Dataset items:
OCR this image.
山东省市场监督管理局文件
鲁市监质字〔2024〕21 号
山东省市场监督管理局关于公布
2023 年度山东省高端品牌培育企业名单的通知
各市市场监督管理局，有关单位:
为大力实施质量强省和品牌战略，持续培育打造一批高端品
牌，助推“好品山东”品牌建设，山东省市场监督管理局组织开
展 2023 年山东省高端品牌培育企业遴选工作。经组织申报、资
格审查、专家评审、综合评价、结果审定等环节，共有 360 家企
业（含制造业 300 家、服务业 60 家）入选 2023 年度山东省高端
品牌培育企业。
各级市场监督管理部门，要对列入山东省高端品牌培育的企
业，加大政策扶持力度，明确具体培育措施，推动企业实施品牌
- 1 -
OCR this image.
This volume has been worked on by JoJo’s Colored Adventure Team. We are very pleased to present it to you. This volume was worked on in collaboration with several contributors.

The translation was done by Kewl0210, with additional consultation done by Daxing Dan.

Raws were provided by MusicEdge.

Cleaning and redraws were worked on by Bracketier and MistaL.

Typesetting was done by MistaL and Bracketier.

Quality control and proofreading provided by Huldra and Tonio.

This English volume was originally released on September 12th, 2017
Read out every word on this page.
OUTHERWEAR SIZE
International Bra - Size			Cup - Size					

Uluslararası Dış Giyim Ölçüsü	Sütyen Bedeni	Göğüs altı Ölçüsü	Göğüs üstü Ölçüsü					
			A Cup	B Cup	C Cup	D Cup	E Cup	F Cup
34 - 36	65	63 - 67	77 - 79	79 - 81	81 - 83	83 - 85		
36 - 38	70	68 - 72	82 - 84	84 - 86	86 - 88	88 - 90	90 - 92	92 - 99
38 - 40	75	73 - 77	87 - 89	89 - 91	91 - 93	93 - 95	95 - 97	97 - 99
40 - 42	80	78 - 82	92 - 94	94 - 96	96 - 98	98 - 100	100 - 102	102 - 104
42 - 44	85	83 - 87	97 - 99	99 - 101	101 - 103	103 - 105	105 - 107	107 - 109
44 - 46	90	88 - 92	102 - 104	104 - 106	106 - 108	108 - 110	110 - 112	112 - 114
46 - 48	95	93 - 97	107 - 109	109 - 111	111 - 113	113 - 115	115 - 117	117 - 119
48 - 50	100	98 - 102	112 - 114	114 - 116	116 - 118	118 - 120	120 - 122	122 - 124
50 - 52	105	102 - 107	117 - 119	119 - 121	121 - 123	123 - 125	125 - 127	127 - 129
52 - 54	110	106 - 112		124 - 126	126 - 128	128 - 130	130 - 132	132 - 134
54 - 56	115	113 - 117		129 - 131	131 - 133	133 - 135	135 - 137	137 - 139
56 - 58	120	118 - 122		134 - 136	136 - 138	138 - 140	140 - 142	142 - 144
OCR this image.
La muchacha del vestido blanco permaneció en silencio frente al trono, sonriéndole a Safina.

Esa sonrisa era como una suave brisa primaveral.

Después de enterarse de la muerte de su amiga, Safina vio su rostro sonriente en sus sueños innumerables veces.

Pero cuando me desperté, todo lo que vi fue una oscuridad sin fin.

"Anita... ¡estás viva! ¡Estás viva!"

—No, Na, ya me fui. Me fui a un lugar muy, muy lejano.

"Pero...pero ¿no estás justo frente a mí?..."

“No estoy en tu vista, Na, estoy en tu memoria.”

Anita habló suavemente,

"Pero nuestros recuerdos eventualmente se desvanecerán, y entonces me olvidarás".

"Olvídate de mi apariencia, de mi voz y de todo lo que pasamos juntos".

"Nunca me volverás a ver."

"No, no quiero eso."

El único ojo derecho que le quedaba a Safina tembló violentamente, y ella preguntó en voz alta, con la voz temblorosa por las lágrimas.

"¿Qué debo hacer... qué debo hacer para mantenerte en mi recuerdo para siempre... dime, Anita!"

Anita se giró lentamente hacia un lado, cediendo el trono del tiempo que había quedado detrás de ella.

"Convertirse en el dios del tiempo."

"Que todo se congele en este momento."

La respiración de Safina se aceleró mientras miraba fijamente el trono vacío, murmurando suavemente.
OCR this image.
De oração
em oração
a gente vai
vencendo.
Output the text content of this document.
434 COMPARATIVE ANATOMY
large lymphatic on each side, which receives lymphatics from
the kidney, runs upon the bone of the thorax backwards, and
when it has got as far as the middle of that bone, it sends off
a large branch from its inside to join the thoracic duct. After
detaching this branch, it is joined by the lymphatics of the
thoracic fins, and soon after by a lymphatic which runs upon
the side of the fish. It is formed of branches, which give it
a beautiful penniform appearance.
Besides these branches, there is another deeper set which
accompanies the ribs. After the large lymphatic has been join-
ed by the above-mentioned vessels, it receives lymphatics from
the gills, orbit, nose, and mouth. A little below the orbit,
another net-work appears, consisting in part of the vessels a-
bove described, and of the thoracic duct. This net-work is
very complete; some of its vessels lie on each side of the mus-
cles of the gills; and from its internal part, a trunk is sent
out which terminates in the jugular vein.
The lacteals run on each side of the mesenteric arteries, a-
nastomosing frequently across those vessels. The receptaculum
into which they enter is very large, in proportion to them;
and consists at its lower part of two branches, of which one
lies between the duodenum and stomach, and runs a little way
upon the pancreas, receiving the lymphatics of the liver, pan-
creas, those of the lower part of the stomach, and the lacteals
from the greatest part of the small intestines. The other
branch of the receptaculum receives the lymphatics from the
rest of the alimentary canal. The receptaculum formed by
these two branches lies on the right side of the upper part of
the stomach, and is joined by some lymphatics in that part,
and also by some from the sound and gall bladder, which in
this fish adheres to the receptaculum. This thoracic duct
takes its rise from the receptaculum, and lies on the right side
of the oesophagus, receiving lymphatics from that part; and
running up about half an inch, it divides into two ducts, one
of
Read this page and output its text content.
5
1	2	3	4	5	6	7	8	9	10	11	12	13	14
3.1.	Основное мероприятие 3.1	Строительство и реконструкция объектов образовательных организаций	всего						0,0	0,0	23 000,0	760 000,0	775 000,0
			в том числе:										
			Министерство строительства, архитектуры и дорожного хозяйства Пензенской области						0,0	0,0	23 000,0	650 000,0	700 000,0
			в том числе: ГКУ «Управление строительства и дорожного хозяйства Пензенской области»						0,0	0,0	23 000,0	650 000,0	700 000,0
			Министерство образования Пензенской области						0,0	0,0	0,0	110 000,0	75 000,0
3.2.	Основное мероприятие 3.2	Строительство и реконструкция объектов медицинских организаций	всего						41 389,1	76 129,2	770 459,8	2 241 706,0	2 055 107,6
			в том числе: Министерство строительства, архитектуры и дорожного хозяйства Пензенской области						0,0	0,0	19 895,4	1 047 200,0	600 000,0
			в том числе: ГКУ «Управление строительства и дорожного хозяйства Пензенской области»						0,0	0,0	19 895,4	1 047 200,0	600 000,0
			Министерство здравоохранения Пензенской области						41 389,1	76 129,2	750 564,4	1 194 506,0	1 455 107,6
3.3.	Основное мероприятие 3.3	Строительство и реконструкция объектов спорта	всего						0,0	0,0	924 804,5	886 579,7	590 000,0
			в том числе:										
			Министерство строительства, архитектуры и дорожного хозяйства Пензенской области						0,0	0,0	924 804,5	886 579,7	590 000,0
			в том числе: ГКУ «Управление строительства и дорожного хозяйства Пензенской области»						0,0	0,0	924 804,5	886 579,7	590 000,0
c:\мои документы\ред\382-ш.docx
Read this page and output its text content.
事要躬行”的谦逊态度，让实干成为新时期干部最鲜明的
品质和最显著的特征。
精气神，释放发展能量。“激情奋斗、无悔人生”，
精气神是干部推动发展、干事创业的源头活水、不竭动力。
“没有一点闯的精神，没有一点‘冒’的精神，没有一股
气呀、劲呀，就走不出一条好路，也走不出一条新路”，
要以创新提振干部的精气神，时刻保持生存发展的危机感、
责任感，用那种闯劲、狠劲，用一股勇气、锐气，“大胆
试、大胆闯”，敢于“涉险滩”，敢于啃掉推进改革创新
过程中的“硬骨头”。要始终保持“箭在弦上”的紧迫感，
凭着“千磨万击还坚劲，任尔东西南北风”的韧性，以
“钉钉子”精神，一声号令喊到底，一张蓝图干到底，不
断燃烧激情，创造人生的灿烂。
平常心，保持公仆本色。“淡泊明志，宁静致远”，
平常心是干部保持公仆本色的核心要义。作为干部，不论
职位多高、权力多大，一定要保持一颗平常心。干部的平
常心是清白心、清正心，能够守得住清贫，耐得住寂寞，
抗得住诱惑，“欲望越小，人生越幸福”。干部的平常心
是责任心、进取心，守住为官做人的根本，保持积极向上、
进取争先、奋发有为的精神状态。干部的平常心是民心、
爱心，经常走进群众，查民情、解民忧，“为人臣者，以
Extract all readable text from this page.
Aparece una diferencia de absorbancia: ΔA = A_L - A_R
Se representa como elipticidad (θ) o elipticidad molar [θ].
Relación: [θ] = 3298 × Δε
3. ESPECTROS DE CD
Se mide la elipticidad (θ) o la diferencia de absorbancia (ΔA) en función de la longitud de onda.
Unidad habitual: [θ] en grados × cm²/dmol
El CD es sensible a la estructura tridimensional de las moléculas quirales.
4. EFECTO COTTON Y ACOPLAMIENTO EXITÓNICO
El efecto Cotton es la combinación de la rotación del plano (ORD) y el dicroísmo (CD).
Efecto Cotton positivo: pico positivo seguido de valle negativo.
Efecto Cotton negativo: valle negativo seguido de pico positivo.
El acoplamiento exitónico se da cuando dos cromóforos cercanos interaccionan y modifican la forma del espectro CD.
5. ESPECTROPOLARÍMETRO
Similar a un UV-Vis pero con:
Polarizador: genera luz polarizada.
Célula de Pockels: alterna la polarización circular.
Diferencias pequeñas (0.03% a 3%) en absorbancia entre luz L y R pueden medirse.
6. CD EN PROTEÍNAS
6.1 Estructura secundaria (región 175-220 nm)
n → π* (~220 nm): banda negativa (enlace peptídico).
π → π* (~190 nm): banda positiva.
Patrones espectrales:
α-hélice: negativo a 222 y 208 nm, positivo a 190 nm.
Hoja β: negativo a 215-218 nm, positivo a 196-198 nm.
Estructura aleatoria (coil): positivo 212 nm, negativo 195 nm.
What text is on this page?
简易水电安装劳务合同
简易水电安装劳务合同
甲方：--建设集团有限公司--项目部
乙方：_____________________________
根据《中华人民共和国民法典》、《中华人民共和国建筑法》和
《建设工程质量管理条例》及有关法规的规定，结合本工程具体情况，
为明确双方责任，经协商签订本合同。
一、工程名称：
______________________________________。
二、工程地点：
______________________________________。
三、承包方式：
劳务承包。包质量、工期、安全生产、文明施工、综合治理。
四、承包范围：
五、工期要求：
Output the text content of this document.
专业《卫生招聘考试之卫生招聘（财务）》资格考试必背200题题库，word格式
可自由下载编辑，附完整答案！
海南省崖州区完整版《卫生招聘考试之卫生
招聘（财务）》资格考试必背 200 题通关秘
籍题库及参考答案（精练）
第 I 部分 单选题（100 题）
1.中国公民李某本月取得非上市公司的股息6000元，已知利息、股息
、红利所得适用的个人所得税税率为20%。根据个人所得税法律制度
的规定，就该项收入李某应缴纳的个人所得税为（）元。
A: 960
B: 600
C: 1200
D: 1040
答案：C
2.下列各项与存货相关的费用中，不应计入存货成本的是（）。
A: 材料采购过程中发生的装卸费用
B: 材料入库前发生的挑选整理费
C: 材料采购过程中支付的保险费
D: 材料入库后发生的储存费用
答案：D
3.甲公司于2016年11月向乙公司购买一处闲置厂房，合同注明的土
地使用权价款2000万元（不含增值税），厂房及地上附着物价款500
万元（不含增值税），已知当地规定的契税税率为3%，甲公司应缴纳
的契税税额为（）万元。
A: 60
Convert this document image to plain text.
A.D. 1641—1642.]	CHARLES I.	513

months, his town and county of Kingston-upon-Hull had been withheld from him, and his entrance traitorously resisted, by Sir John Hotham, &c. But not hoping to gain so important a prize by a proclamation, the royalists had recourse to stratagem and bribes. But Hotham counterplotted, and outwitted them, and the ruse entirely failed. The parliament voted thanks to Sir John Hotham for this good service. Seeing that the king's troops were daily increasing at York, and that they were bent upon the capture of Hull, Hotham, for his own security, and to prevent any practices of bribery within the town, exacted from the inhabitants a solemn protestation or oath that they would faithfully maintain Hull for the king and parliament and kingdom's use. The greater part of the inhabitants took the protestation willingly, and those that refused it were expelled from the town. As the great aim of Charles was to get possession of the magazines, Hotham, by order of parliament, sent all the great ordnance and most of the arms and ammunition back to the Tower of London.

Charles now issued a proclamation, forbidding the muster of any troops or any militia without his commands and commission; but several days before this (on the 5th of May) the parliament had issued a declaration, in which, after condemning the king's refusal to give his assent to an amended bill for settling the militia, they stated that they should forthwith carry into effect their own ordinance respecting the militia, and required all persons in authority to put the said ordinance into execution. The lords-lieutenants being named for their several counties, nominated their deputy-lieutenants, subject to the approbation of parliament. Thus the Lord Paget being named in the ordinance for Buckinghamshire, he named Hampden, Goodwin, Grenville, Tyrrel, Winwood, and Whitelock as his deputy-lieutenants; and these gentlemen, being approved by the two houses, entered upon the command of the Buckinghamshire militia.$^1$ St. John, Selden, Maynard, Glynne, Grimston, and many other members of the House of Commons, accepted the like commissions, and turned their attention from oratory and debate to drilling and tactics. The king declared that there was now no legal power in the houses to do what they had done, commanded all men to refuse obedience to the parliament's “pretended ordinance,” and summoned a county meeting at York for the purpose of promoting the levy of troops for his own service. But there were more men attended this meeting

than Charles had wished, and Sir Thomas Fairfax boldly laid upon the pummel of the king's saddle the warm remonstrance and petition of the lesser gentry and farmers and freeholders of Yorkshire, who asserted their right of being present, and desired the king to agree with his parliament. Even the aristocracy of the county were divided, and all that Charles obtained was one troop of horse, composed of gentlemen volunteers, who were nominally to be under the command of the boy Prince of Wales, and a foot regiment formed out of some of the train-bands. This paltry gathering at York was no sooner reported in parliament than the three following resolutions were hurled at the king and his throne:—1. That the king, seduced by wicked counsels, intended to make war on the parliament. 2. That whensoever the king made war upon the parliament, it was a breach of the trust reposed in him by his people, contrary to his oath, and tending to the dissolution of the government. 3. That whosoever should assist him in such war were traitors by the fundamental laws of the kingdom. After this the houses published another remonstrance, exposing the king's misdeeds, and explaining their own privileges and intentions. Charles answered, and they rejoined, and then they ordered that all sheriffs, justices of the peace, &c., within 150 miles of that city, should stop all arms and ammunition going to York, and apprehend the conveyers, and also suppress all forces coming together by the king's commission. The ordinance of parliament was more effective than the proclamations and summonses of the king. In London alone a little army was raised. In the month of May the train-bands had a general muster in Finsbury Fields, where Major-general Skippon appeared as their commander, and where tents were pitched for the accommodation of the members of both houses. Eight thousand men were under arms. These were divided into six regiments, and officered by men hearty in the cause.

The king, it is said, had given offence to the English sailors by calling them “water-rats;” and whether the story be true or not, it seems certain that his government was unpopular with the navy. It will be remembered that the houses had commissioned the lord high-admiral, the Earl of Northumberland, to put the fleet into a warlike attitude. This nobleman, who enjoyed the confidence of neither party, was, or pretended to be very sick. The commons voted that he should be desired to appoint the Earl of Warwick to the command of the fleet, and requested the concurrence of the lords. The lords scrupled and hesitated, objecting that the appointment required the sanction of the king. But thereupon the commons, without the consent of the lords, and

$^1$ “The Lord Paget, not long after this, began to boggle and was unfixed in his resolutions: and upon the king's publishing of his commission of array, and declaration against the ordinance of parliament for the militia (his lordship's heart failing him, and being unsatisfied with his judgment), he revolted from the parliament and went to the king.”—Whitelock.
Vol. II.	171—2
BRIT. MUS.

• _PROBLEM STATEMENT_
Find how many lines in the listing hold "valle", and reply with that number only.

• _ANSWER TO THE TASK_
2